Exercise requirements: Reproduce the records below in full and word for word, excluding pictures.

Material provided:
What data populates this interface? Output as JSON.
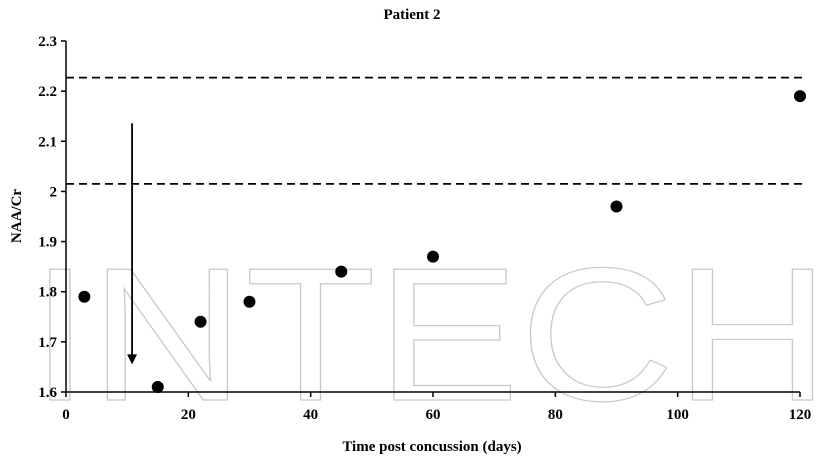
{
  "chart_data": {
    "type": "scatter",
    "title": "Patient 2",
    "xlabel": "Time post concussion (days)",
    "ylabel": "NAA/Cr",
    "xlim": [
      0,
      120
    ],
    "ylim": [
      1.6,
      2.3
    ],
    "xticks": [
      0,
      20,
      40,
      60,
      80,
      100,
      120
    ],
    "yticks": [
      1.6,
      1.7,
      1.8,
      1.9,
      2.0,
      2.1,
      2.2,
      2.3
    ],
    "xtick_labels": [
      "0",
      "20",
      "40",
      "60",
      "80",
      "100",
      "120"
    ],
    "ytick_labels": [
      "1.6",
      "1.7",
      "1.8",
      "1.9",
      "2",
      "2.1",
      "2.2",
      "2.3"
    ],
    "series": [
      {
        "x": [
          3,
          15,
          22,
          30,
          45,
          60,
          90,
          120
        ],
        "y": [
          1.79,
          1.61,
          1.74,
          1.78,
          1.84,
          1.87,
          1.97,
          2.19
        ]
      }
    ],
    "reference_lines": [
      {
        "y": 2.227,
        "style": "dashed"
      },
      {
        "y": 2.015,
        "style": "dashed"
      }
    ],
    "annotation_arrow": {
      "x": 10.8,
      "y_from": 2.136,
      "y_to": 1.655
    },
    "grid": false,
    "legend": "none",
    "marker_color": "#000000"
  },
  "watermark": {
    "text": "INTECH",
    "color": "#c8c8c8"
  }
}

Solved problem:
What data populates this interface? Output as JSON.
{
  "chart_data": {
    "type": "scatter",
    "title": "Patient 2",
    "xlabel": "Time post concussion (days)",
    "ylabel": "NAA/Cr",
    "xlim": [
      0,
      120
    ],
    "ylim": [
      1.6,
      2.3
    ],
    "xticks": [
      0,
      20,
      40,
      60,
      80,
      100,
      120
    ],
    "yticks": [
      1.6,
      1.7,
      1.8,
      1.9,
      2.0,
      2.1,
      2.2,
      2.3
    ],
    "xtick_labels": [
      "0",
      "20",
      "40",
      "60",
      "80",
      "100",
      "120"
    ],
    "ytick_labels": [
      "1.6",
      "1.7",
      "1.8",
      "1.9",
      "2",
      "2.1",
      "2.2",
      "2.3"
    ],
    "series": [
      {
        "x": [
          3,
          15,
          22,
          30,
          45,
          60,
          90,
          120
        ],
        "y": [
          1.79,
          1.61,
          1.74,
          1.78,
          1.84,
          1.87,
          1.97,
          2.19
        ]
      }
    ],
    "reference_lines": [
      {
        "y": 2.227,
        "style": "dashed"
      },
      {
        "y": 2.015,
        "style": "dashed"
      }
    ],
    "annotation_arrow": {
      "x": 10.8,
      "y_from": 2.136,
      "y_to": 1.655
    },
    "grid": false,
    "legend": "none",
    "marker_color": "#000000"
  },
  "watermark": {
    "text": "INTECH",
    "color": "#c8c8c8"
  }
}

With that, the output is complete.